START
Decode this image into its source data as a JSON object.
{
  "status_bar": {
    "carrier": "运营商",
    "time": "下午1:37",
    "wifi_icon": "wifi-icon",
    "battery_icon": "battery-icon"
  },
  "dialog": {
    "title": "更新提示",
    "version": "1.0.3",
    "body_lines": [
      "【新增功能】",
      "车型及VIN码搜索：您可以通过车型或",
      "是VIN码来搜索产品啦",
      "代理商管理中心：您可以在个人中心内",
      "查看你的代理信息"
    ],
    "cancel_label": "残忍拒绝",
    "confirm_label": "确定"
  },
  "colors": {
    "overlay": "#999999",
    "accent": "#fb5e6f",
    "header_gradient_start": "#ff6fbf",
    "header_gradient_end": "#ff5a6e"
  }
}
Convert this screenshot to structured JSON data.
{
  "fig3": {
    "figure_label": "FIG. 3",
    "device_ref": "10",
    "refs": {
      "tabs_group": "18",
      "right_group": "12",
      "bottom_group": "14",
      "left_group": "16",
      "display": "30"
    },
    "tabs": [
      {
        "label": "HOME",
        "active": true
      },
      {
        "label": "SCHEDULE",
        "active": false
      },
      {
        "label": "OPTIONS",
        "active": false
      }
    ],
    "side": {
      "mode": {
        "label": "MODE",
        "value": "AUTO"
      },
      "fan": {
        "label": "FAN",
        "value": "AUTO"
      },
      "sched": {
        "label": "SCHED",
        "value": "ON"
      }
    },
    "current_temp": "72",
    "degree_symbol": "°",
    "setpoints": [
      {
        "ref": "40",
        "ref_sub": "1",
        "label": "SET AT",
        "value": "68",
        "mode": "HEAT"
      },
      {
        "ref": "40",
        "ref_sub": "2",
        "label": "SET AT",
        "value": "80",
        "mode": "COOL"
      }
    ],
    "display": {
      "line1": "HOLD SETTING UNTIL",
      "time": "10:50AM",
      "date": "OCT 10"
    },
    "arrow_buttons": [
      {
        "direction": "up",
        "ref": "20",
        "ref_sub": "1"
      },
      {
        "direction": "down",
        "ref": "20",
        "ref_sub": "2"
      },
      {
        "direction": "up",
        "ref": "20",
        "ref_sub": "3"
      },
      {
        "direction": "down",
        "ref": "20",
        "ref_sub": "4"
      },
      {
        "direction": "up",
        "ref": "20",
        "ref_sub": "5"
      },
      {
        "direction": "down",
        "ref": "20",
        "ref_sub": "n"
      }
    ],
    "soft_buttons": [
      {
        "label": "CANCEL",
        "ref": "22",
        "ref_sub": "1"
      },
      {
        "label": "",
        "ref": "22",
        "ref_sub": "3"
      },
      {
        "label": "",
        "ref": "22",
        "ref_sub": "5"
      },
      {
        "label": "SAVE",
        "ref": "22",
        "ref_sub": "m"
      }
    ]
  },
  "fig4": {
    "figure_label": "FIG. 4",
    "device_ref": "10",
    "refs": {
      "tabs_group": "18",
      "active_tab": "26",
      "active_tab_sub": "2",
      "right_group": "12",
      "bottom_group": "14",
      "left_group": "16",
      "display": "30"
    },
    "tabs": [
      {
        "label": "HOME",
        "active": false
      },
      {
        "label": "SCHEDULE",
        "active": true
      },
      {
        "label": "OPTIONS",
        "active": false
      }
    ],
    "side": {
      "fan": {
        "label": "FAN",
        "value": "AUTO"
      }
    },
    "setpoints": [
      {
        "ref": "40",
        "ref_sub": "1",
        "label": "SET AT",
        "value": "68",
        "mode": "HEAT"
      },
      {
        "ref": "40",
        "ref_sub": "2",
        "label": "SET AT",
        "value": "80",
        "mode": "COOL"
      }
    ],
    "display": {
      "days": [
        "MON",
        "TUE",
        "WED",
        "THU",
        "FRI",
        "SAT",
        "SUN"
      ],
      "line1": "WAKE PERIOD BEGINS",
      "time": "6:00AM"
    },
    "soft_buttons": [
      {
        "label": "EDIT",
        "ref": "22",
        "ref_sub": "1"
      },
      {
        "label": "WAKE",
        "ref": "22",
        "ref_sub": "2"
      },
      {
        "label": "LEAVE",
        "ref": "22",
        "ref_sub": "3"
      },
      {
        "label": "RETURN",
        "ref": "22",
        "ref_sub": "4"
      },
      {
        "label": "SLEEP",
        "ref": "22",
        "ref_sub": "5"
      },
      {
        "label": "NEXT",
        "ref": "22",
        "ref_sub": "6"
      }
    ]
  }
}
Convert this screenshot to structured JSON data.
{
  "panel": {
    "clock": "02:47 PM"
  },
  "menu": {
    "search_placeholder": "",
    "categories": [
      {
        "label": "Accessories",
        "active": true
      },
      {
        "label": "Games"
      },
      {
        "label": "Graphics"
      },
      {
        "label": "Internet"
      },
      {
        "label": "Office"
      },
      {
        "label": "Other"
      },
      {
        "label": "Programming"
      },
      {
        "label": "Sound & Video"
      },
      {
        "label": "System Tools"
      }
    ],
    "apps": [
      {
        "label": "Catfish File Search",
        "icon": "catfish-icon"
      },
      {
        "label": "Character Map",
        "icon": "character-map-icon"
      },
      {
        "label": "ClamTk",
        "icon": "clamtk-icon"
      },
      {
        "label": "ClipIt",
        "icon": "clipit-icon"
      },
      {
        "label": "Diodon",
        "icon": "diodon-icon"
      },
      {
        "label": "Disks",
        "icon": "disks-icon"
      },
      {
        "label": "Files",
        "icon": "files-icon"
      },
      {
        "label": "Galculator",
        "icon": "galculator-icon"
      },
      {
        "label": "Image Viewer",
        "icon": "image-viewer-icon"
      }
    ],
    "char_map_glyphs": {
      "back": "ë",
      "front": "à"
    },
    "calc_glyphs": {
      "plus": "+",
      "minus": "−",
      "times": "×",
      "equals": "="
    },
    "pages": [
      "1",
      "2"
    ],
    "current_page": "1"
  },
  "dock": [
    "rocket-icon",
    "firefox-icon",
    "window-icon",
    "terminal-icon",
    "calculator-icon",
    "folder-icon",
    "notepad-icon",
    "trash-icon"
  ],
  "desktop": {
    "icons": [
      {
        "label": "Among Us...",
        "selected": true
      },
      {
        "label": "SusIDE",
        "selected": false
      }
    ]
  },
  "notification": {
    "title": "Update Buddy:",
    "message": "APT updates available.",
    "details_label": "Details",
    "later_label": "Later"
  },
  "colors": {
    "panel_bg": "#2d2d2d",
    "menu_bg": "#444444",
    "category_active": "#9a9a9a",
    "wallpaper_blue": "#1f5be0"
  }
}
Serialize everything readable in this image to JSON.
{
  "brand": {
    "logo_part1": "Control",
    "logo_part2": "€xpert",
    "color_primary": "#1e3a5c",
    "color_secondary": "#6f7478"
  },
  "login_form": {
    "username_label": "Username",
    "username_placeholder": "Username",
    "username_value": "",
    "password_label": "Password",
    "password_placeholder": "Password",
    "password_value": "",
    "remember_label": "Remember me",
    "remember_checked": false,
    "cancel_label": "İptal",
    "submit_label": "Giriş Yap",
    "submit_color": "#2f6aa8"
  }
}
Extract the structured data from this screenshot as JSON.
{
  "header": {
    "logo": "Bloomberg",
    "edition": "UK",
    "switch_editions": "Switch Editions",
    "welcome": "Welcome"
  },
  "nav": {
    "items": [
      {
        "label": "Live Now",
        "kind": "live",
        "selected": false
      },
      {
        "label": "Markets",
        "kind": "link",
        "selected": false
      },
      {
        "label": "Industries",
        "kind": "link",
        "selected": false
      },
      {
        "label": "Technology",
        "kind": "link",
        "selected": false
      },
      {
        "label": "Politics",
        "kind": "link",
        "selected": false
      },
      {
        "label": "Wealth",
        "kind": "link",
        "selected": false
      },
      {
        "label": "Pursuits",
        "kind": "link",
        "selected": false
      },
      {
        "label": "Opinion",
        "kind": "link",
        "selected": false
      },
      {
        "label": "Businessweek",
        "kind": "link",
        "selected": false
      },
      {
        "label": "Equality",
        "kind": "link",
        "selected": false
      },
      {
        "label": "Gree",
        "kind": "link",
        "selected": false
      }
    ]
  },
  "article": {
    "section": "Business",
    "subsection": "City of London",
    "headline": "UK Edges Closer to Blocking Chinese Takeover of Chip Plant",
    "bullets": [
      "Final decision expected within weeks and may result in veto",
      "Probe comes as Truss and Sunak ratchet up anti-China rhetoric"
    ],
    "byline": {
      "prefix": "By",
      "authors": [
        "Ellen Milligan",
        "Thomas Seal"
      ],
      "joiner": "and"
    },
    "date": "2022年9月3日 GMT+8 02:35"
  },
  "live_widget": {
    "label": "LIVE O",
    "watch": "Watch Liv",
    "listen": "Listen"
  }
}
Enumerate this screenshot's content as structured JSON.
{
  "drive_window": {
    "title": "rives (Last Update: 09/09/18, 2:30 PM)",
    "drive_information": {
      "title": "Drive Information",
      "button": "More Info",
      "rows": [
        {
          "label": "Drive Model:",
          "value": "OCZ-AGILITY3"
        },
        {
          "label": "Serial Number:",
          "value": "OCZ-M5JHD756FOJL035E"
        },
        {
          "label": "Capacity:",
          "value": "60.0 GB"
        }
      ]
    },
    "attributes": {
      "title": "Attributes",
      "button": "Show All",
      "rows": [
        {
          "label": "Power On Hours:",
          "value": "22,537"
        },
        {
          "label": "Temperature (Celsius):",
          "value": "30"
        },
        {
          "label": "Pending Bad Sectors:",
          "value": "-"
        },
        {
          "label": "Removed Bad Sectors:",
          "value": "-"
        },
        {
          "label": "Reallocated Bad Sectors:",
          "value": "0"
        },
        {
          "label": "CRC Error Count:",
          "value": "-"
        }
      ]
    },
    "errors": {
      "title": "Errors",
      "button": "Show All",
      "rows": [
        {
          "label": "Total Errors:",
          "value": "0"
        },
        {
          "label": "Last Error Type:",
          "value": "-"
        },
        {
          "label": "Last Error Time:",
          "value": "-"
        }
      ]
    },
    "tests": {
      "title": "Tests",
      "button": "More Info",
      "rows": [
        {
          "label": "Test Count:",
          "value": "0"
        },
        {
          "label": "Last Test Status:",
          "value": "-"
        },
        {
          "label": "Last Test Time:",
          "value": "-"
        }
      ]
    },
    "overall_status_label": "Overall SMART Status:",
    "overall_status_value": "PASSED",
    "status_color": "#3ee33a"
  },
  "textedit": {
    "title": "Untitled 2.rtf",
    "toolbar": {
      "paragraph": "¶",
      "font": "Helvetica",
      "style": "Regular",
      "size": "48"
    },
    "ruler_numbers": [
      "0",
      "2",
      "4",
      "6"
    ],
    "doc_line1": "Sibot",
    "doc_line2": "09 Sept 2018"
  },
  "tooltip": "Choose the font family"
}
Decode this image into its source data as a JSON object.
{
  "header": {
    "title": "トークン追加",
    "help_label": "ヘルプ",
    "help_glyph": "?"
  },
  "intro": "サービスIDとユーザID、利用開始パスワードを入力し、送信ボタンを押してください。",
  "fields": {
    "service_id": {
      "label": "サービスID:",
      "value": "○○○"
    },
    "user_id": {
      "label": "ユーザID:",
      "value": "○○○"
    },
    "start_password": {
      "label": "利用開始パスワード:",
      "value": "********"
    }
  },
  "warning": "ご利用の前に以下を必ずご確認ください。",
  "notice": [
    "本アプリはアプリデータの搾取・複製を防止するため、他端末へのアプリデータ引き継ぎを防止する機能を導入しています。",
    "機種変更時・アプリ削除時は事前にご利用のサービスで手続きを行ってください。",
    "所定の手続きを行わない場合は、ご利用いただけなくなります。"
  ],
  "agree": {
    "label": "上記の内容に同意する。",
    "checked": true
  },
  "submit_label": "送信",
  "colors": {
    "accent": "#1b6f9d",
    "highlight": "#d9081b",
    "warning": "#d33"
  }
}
END
_WHAT NEEDS TO BE DONE_. Look through the material above and work out how many of its lines contain "warning". State the number only.

_RESULT FOR THIS EXERCISE_. 2